Records from a data collection:

══════════

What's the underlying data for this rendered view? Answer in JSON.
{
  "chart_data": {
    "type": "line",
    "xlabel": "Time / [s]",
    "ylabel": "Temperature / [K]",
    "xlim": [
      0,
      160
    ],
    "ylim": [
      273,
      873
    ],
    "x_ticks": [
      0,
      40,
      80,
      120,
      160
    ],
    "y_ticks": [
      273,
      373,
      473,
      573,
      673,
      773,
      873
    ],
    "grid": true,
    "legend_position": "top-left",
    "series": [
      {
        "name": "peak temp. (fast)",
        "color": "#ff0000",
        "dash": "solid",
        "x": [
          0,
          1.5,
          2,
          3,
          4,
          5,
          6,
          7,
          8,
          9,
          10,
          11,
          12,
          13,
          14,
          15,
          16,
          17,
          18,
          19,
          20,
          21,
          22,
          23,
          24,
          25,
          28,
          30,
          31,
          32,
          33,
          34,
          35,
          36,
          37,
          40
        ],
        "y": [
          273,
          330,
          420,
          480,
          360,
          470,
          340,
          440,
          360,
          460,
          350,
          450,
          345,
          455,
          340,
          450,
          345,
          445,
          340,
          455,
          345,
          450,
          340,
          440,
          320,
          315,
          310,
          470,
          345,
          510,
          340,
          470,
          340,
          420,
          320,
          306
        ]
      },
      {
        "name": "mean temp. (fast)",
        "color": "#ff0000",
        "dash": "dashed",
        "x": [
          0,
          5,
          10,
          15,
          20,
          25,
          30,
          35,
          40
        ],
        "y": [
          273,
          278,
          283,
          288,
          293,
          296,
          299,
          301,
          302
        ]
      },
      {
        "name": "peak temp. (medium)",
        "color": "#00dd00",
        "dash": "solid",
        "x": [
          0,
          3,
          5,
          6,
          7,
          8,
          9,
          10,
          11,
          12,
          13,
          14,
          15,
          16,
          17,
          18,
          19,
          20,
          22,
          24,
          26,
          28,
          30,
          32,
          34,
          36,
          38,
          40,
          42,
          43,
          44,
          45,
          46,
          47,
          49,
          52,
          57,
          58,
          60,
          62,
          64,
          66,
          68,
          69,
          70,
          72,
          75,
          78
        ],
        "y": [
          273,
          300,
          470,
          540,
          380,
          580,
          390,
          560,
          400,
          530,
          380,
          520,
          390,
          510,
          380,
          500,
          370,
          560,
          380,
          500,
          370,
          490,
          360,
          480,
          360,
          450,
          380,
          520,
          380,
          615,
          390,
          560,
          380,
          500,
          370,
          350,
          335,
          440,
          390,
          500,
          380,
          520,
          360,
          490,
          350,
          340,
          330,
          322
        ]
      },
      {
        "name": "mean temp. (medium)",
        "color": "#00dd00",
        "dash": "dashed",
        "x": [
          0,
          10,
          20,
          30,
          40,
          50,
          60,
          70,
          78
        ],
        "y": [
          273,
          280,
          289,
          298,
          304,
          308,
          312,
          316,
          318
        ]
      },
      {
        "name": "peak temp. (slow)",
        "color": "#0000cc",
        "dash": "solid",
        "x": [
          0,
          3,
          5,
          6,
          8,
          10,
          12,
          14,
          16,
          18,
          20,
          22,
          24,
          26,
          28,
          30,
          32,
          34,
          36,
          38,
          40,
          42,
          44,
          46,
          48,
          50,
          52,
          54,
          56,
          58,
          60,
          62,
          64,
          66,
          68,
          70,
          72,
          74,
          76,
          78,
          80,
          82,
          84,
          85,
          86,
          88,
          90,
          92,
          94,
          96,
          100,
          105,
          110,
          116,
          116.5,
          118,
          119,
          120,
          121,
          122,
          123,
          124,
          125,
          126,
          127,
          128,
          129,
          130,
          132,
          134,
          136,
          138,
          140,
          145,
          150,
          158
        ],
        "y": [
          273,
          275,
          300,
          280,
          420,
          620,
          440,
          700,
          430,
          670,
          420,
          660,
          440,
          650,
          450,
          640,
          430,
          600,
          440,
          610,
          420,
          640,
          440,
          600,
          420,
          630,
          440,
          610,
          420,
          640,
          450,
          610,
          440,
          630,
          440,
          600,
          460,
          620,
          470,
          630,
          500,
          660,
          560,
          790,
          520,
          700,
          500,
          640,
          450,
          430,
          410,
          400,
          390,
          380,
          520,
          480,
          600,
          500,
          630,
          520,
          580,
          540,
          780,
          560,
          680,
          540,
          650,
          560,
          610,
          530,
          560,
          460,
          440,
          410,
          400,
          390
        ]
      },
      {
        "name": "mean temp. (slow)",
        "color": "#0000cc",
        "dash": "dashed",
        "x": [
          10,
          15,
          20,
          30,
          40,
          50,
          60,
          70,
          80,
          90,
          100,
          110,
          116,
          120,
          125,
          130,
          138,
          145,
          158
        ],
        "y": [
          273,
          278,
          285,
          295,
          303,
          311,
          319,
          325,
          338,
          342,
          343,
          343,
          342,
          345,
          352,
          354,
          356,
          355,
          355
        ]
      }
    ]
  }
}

══════════

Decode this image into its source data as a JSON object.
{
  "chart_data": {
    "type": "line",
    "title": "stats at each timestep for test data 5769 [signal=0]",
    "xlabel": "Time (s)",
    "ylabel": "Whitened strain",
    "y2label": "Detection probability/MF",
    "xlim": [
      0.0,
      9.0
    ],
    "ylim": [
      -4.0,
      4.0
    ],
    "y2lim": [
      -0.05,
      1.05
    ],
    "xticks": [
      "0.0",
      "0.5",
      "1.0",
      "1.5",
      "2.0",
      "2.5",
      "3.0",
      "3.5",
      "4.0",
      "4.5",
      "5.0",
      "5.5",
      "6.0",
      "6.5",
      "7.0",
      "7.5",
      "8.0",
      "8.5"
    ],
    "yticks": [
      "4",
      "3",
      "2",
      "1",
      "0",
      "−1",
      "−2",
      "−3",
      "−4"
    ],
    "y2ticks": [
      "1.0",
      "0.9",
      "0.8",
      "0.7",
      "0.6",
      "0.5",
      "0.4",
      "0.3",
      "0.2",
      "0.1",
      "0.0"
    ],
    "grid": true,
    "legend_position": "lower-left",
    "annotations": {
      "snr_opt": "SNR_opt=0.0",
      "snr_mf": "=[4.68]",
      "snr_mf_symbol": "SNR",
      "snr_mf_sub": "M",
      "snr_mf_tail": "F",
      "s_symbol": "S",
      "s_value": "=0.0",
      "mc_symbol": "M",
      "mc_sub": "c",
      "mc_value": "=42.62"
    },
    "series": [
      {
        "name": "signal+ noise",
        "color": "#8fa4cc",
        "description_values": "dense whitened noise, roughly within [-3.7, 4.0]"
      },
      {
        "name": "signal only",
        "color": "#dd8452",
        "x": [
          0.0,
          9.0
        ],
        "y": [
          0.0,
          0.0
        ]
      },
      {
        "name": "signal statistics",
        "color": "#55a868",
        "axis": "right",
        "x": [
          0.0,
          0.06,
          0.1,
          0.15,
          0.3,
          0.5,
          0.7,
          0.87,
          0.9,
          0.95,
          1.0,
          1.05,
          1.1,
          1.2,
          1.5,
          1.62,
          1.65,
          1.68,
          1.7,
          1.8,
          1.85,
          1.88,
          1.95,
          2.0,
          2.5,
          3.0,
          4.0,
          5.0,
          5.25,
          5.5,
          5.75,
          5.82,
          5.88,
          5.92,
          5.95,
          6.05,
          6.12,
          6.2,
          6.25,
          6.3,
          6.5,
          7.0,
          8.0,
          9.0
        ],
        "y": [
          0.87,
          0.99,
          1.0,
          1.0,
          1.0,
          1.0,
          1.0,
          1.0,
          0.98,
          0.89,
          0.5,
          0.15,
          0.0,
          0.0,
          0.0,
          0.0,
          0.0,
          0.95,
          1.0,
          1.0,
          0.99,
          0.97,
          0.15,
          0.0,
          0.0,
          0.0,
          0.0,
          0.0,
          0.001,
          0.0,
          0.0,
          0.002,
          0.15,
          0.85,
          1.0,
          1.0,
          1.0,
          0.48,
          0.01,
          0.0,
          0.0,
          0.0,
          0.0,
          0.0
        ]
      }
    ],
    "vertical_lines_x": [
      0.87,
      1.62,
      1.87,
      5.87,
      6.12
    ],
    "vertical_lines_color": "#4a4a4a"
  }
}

══════════

Among the records above, find each line holding the string "mean" and pull it out.

- TASK RESULT -
        "name": "mean temp. (fast)",
        "name": "mean temp. (medium)",
        "name": "mean temp. (slow)",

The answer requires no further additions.